## BEGIN MATERIAL
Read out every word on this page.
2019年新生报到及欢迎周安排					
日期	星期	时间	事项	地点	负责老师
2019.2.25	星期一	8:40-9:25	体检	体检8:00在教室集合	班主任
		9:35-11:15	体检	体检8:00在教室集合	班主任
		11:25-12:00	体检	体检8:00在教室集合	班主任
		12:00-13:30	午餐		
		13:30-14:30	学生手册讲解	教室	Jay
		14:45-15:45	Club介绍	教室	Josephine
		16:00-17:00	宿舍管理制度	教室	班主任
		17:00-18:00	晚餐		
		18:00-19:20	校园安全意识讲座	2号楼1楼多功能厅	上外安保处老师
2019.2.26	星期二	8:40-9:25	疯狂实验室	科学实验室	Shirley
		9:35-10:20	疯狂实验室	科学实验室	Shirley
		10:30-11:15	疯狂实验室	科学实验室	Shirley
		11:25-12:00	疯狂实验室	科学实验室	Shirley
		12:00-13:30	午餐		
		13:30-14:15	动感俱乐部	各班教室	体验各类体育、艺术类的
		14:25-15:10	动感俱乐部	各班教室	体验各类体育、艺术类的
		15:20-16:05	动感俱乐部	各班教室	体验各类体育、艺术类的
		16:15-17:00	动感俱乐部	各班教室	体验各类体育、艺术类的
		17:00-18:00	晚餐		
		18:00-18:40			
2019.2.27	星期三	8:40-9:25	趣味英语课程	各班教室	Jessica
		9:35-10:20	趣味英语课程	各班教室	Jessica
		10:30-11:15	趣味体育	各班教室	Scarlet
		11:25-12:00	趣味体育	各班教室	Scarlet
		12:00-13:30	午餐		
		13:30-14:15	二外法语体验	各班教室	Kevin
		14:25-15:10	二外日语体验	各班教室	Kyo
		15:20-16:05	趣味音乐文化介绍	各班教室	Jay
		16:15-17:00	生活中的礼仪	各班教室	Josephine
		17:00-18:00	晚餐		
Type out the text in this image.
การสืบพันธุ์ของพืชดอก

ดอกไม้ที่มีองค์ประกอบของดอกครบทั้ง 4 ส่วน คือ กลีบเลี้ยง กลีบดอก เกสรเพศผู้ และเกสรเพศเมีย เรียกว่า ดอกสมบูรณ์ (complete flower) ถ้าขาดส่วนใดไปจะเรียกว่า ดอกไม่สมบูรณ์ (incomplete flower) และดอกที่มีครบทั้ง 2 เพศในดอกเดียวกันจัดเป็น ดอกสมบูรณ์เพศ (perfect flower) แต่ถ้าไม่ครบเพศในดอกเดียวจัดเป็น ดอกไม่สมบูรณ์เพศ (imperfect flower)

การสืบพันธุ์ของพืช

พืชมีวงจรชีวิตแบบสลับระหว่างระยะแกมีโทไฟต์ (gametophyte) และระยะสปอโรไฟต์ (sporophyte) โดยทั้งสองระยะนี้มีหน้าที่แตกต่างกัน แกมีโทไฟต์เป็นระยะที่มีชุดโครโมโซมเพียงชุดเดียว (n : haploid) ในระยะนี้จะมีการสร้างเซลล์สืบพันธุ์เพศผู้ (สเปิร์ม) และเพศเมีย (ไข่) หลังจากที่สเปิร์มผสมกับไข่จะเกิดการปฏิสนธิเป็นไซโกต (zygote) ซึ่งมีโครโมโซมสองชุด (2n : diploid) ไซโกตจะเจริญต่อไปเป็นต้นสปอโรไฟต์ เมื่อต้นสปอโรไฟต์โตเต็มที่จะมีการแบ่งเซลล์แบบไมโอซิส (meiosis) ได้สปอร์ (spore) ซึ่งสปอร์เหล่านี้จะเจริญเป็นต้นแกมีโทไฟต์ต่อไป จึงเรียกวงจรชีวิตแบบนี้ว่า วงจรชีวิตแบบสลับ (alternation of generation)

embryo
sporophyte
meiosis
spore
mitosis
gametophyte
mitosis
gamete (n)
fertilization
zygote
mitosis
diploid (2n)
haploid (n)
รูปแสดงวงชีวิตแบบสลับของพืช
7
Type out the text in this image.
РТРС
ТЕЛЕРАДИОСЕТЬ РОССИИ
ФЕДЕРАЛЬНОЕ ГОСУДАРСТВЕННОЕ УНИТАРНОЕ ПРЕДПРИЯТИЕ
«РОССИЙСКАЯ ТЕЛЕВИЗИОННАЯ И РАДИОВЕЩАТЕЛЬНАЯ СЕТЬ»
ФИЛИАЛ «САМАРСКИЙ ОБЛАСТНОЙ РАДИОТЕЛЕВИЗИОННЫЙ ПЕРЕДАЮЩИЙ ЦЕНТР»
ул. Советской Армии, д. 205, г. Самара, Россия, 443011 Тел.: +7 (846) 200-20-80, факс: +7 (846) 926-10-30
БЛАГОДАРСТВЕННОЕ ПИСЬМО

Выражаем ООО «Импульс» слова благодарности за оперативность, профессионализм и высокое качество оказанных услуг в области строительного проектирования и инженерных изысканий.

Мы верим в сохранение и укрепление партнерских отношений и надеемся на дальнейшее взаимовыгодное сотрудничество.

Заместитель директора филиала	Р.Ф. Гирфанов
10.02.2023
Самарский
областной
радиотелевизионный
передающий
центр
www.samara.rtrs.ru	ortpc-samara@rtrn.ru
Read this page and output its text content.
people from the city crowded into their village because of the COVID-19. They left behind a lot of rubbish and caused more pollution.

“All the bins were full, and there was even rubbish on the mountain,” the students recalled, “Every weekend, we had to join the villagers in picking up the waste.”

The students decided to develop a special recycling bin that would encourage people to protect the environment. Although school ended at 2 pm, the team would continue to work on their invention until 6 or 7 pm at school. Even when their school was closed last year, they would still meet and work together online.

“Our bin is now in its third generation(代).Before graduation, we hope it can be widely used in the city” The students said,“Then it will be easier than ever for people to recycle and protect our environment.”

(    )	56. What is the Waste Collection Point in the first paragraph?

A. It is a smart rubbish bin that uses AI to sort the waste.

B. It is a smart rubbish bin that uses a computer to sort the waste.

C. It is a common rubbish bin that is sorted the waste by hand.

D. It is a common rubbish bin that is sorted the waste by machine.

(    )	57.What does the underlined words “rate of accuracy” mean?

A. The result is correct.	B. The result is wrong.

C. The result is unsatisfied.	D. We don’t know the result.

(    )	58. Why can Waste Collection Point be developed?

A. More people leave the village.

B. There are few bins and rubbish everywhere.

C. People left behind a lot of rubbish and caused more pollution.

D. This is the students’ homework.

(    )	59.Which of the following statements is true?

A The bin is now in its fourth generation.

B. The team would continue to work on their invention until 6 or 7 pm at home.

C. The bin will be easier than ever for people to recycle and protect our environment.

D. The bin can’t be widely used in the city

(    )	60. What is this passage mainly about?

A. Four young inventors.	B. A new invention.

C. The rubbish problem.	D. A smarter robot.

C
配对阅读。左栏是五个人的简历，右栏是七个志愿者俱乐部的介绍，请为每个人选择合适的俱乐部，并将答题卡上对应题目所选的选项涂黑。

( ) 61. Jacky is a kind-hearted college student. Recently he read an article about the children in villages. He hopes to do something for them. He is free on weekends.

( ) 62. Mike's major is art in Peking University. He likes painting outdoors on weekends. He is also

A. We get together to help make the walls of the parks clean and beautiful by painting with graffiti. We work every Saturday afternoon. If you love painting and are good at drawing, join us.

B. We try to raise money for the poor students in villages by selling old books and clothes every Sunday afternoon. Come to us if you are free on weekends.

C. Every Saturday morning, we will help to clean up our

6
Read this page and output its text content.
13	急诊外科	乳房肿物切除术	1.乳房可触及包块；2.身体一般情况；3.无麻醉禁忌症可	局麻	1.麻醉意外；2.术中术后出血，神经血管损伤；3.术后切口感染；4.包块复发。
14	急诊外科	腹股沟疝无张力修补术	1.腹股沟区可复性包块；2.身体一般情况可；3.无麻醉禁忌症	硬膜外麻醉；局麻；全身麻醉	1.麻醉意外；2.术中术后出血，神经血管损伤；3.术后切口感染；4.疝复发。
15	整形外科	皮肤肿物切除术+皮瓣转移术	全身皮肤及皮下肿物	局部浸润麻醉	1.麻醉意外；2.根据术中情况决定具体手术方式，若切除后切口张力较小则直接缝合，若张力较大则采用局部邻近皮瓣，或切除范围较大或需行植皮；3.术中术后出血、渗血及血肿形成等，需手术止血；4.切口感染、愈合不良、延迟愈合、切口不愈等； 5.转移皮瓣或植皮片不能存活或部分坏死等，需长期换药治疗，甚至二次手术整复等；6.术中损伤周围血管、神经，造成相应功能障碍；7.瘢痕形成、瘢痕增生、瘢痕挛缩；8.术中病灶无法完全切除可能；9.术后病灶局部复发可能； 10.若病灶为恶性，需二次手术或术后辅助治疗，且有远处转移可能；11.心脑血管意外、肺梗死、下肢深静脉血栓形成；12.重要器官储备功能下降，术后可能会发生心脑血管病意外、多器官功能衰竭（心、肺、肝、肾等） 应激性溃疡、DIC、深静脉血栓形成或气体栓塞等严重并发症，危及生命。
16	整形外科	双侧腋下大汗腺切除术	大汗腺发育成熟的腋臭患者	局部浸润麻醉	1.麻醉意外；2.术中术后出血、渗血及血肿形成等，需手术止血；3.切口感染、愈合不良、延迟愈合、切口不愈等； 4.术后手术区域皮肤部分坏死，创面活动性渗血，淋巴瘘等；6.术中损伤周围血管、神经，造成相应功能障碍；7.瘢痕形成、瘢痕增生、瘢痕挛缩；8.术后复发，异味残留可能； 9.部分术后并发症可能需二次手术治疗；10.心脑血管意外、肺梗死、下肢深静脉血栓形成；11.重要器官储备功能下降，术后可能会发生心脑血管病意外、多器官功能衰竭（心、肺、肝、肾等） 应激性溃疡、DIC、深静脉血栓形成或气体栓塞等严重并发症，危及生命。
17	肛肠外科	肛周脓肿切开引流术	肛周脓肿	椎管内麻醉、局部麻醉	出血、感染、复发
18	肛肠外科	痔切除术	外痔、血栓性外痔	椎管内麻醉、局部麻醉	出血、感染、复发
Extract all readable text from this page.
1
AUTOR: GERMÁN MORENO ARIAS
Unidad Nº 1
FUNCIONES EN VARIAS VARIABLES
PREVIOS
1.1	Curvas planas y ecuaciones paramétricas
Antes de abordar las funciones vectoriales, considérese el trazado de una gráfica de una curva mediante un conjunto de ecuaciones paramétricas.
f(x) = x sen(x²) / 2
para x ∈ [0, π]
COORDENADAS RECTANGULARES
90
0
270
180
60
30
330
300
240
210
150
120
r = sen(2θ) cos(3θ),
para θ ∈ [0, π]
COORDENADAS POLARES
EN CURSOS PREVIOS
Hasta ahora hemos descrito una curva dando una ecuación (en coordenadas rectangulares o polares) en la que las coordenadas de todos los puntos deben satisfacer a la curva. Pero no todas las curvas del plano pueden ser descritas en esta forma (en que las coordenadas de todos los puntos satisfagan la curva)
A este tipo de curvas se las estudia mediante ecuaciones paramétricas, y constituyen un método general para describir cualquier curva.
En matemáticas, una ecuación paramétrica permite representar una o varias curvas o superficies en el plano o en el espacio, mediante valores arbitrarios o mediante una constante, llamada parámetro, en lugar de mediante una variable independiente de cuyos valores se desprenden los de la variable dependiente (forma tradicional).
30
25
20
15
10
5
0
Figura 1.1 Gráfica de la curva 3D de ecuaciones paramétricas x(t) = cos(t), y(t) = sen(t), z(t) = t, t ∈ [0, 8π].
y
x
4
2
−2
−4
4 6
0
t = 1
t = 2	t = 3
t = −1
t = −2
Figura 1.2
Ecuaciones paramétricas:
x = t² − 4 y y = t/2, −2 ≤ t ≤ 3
## END MATERIAL
▶ [DIRECTIVE] Pull out every line of the entries that includes the word "gametophyte".

▶ [RESPONSE TO THIS EXERCISE]
พืชมีวงจรชีวิตแบบสลับระหว่างระยะแกมีโทไฟต์ (gametophyte) และระยะสปอโรไฟต์ (sporophyte) โดยทั้งสองระยะนี้มีหน้าที่แตกต่างกัน แกมีโทไฟต์เป็นระยะที่มีชุดโครโมโซมเพียงชุดเดียว (n : haploid) ในระยะนี้จะมีการสร้างเซลล์สืบพันธุ์เพศผู้ (สเปิร์ม) และเพศเมีย (ไข่) หลังจากที่สเปิร์มผสมกับไข่จะเกิดการปฏิสนธิเป็นไซโกต (zygote) ซึ่งมีโครโมโซมสองชุด (2n : diploid) ไซโกตจะเจริญต่อไปเป็นต้นสปอโรไฟต์ เมื่อต้นสปอโรไฟต์โตเต็มที่จะมีการแบ่งเซลล์แบบไมโอซิส (meiosis) ได้สปอร์ (spore) ซึ่งสปอร์เหล่านี้จะเจริญเป็นต้นแกมีโทไฟต์ต่อไป จึงเรียกวงจรชีวิตแบบนี้ว่า วงจรชีวิตแบบสลับ (alternation of generation)
gametophyte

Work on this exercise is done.